* **EXCERPTED RECORDS**
^^^^

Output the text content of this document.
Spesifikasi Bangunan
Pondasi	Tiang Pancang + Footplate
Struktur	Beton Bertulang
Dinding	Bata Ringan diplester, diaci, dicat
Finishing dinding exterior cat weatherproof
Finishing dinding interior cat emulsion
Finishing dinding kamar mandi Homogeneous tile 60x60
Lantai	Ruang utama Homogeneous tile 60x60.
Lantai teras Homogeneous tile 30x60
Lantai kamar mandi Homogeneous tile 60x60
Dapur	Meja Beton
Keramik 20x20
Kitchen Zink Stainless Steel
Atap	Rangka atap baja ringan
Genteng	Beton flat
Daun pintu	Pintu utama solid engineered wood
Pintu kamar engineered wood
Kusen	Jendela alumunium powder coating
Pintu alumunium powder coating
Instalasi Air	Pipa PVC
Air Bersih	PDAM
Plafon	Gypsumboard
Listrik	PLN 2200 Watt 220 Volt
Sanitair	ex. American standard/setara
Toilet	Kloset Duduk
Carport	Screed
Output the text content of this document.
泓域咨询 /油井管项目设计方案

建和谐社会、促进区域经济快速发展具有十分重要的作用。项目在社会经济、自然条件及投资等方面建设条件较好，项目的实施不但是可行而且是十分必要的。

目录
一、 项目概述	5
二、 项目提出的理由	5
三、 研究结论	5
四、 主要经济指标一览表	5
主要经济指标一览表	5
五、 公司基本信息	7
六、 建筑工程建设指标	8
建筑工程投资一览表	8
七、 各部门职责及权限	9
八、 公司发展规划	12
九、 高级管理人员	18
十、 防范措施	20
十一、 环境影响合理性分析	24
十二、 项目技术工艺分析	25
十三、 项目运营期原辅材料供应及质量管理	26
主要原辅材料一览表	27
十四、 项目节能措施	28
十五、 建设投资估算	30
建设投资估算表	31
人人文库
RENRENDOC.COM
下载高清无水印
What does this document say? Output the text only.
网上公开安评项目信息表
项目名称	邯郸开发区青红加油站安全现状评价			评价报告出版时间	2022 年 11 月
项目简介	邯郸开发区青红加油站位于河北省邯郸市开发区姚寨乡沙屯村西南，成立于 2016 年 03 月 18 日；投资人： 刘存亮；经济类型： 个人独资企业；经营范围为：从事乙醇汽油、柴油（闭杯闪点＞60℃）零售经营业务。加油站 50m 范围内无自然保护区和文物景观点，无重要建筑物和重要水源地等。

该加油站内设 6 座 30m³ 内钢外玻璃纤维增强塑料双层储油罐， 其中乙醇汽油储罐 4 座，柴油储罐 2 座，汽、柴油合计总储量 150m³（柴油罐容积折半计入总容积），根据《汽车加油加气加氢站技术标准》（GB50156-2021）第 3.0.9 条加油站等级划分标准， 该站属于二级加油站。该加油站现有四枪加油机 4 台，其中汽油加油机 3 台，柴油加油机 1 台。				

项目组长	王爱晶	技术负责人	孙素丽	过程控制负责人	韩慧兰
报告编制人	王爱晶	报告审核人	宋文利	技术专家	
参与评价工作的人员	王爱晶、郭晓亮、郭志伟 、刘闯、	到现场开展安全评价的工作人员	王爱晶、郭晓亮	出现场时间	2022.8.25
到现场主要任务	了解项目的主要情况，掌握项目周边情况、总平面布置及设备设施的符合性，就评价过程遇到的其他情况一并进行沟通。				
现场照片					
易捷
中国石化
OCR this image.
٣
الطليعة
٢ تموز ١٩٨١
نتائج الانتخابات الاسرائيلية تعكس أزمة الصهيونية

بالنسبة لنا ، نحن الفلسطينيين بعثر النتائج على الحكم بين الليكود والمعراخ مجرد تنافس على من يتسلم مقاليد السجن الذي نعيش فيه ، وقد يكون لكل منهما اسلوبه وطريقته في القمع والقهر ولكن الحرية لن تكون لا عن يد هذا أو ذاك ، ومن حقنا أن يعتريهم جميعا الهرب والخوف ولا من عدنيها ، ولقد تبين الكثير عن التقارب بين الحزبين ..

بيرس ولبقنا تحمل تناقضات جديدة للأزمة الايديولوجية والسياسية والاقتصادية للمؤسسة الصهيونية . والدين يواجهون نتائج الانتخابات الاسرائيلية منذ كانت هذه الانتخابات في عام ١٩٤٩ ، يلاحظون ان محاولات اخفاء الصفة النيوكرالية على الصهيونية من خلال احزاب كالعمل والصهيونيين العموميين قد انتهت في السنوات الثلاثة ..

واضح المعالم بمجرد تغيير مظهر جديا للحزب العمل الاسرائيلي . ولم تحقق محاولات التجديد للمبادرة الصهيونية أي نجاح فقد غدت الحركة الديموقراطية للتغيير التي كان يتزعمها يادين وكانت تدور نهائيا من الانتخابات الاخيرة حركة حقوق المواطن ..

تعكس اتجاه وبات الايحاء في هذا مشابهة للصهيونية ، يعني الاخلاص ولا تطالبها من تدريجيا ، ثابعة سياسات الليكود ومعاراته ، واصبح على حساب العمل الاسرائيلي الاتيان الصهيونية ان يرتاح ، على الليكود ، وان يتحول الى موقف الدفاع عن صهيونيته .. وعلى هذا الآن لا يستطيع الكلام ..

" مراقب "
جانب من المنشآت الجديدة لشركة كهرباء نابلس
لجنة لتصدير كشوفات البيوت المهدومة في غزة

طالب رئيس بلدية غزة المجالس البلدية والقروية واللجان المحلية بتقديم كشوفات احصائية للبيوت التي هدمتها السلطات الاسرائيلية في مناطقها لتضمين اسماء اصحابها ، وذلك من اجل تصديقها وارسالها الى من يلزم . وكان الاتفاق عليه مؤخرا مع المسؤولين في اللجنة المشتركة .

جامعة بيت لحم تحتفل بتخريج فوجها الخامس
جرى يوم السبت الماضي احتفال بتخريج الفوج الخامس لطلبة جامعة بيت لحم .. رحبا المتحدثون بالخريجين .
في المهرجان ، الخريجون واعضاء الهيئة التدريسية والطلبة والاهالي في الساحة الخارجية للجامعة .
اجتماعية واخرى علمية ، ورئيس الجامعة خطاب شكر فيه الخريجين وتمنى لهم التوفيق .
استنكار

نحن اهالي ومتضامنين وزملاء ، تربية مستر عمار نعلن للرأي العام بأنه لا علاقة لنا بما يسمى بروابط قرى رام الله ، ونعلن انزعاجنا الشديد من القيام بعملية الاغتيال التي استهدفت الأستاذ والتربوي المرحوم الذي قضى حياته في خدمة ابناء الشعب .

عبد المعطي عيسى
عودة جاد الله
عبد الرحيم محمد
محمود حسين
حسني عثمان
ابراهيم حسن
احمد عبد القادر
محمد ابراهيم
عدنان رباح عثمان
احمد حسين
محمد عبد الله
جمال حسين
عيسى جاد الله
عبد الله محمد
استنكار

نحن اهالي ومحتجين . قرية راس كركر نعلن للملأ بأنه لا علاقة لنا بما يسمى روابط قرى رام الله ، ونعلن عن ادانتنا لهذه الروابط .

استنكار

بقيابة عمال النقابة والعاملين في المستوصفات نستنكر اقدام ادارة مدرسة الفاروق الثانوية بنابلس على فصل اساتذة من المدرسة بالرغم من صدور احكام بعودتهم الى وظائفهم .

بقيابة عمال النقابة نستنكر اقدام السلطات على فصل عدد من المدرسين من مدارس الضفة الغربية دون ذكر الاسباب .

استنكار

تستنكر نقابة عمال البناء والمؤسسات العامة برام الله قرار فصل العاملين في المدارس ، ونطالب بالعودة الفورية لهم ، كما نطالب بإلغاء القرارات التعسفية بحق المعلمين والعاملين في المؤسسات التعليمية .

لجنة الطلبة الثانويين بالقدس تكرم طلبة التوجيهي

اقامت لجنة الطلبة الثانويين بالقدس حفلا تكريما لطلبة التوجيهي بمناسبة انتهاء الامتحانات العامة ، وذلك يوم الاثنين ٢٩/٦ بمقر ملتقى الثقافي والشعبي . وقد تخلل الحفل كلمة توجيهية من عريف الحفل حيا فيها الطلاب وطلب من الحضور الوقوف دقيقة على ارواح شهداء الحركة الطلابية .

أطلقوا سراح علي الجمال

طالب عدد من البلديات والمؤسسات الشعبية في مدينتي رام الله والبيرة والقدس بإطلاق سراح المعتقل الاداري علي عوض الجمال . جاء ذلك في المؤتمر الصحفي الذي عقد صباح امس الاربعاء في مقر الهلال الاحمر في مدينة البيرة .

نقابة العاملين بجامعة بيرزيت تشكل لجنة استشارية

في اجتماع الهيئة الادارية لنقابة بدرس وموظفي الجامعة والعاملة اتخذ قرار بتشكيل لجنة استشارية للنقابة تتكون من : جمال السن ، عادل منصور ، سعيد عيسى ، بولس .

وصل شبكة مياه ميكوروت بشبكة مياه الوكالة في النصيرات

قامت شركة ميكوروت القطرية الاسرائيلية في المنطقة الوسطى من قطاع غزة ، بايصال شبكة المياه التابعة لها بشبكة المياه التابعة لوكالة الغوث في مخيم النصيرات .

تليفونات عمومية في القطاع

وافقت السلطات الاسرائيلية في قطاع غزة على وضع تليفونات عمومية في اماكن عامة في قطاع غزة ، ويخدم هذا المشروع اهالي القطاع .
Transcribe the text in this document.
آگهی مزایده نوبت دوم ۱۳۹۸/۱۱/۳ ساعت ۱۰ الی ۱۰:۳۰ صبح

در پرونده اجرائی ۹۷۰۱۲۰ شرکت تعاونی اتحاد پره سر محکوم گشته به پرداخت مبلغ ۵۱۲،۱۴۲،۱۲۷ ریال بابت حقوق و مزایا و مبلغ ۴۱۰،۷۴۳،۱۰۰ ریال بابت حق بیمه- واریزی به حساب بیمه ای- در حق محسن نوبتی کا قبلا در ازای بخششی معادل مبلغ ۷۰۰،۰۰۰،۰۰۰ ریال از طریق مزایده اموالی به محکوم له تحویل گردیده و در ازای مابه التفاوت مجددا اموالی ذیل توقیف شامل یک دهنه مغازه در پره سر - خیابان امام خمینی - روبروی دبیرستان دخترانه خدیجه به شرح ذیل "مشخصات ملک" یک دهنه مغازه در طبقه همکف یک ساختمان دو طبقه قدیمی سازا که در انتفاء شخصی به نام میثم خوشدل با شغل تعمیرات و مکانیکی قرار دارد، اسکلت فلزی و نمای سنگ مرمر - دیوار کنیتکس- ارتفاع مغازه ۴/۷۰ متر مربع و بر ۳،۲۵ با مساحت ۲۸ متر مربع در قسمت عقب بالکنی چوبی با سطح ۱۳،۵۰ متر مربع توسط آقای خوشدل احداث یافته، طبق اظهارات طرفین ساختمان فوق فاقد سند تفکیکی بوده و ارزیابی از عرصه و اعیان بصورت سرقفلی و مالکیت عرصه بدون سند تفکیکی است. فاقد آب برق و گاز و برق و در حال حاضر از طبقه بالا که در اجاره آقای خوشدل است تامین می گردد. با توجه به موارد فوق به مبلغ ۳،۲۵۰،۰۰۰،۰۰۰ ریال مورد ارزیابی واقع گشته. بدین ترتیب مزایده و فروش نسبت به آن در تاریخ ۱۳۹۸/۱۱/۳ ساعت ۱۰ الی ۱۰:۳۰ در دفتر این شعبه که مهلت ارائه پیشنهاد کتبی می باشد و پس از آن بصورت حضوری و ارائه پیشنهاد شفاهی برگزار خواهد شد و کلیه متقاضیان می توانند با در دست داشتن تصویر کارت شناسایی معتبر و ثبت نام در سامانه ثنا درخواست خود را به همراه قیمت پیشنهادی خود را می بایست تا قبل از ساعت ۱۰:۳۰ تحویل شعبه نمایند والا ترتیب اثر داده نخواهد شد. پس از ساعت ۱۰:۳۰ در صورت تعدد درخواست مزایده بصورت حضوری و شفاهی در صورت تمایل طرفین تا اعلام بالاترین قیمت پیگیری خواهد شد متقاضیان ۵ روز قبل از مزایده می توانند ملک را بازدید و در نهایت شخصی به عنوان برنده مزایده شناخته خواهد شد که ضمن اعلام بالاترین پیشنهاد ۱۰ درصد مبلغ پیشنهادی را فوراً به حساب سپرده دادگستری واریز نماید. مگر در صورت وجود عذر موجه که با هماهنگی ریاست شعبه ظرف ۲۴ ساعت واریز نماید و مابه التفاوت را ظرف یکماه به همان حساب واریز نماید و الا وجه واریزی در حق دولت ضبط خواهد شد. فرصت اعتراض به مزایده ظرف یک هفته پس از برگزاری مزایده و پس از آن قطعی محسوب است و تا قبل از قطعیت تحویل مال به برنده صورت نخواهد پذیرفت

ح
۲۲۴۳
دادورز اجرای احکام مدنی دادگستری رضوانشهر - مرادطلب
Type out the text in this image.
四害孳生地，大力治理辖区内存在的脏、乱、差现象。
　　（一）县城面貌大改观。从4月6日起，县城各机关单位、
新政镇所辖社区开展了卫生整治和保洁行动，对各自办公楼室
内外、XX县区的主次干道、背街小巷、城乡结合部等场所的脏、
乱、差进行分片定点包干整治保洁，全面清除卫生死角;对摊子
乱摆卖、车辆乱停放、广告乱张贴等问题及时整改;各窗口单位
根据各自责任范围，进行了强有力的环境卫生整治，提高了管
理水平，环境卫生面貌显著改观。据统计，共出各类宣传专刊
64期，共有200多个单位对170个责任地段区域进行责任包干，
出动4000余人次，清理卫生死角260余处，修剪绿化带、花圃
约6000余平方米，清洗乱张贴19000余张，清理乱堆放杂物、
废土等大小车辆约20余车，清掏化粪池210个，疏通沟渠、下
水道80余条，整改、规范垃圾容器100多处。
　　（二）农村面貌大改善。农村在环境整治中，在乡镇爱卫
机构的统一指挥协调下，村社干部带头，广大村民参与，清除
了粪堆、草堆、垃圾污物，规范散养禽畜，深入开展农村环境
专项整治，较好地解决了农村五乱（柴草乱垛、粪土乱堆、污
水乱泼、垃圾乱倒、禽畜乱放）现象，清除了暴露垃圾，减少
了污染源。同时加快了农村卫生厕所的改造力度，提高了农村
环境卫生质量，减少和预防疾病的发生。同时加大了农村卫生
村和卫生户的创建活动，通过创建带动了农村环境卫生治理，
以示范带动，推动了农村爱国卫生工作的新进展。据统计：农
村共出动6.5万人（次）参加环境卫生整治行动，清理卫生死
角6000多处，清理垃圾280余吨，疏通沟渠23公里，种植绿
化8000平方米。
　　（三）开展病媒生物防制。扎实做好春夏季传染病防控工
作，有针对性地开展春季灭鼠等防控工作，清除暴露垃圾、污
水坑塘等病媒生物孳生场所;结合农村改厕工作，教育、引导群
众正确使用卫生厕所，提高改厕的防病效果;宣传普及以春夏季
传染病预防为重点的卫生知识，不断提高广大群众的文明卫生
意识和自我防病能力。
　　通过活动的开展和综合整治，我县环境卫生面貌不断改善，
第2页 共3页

^^^^

In the entries above, find lines with "نعلن" and copy each.

نحن اهالي ومتضامنين وزملاء ، تربية مستر عمار نعلن للرأي العام بأنه لا علاقة لنا بما يسمى بروابط قرى رام الله ، ونعلن انزعاجنا الشديد من القيام بعملية الاغتيال التي استهدفت الأستاذ والتربوي المرحوم الذي قضى حياته في خدمة ابناء الشعب .
نحن اهالي ومحتجين . قرية راس كركر نعلن للملأ بأنه لا علاقة لنا بما يسمى روابط قرى رام الله ، ونعلن عن ادانتنا لهذه الروابط .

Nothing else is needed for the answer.